## START
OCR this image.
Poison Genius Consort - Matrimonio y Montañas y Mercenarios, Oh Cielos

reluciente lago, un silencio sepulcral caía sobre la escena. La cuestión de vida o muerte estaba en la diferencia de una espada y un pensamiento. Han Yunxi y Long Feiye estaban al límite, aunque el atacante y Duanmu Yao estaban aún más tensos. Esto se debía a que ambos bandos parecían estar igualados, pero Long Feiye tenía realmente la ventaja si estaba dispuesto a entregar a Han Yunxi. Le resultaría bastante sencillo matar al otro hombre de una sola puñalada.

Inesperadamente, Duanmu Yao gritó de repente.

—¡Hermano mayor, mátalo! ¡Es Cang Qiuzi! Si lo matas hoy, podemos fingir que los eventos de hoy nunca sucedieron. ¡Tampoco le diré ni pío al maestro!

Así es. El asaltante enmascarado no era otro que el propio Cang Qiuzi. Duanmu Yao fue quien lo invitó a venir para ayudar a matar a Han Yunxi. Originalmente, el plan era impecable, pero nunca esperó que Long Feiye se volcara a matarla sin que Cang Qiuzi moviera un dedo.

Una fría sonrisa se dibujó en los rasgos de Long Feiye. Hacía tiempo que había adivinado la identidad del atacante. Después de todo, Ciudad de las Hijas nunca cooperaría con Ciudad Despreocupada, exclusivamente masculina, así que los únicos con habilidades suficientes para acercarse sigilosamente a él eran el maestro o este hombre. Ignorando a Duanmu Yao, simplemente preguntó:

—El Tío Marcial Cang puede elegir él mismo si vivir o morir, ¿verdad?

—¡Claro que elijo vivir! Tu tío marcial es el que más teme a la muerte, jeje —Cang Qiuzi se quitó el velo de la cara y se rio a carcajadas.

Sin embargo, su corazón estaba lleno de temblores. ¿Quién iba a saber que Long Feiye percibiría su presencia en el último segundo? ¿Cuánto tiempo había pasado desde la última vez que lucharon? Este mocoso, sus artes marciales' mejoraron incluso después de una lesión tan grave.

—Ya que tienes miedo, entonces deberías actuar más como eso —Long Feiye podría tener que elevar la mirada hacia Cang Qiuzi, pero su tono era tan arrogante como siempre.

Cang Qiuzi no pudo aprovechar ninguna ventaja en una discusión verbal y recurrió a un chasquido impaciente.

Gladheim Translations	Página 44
## END
> **GOAL**: Write out every entry exactly as given.

> **TASK SOLUTION**:
OCR this image.
Poison Genius Consort - Matrimonio y Montañas y Mercenarios, Oh Cielos

reluciente lago, un silencio sepulcral caía sobre la escena. La cuestión de vida o muerte estaba en la diferencia de una espada y un pensamiento. Han Yunxi y Long Feiye estaban al límite, aunque el atacante y Duanmu Yao estaban aún más tensos. Esto se debía a que ambos bandos parecían estar igualados, pero Long Feiye tenía realmente la ventaja si estaba dispuesto a entregar a Han Yunxi. Le resultaría bastante sencillo matar al otro hombre de una sola puñalada.

Inesperadamente, Duanmu Yao gritó de repente.

—¡Hermano mayor, mátalo! ¡Es Cang Qiuzi! Si lo matas hoy, podemos fingir que los eventos de hoy nunca sucedieron. ¡Tampoco le diré ni pío al maestro!

Así es. El asaltante enmascarado no era otro que el propio Cang Qiuzi. Duanmu Yao fue quien lo invitó a venir para ayudar a matar a Han Yunxi. Originalmente, el plan era impecable, pero nunca esperó que Long Feiye se volcara a matarla sin que Cang Qiuzi moviera un dedo.

Una fría sonrisa se dibujó en los rasgos de Long Feiye. Hacía tiempo que había adivinado la identidad del atacante. Después de todo, Ciudad de las Hijas nunca cooperaría con Ciudad Despreocupada, exclusivamente masculina, así que los únicos con habilidades suficientes para acercarse sigilosamente a él eran el maestro o este hombre. Ignorando a Duanmu Yao, simplemente preguntó:

—El Tío Marcial Cang puede elegir él mismo si vivir o morir, ¿verdad?

—¡Claro que elijo vivir! Tu tío marcial es el que más teme a la muerte, jeje —Cang Qiuzi se quitó el velo de la cara y se rio a carcajadas.

Sin embargo, su corazón estaba lleno de temblores. ¿Quién iba a saber que Long Feiye percibiría su presencia en el último segundo? ¿Cuánto tiempo había pasado desde la última vez que lucharon? Este mocoso, sus artes marciales' mejoraron incluso después de una lesión tan grave.

—Ya que tienes miedo, entonces deberías actuar más como eso —Long Feiye podría tener que elevar la mirada hacia Cang Qiuzi, pero su tono era tan arrogante como siempre.

Cang Qiuzi no pudo aprovechar ninguna ventaja en una discusión verbal y recurrió a un chasquido impaciente.

Gladheim Translations	Página 44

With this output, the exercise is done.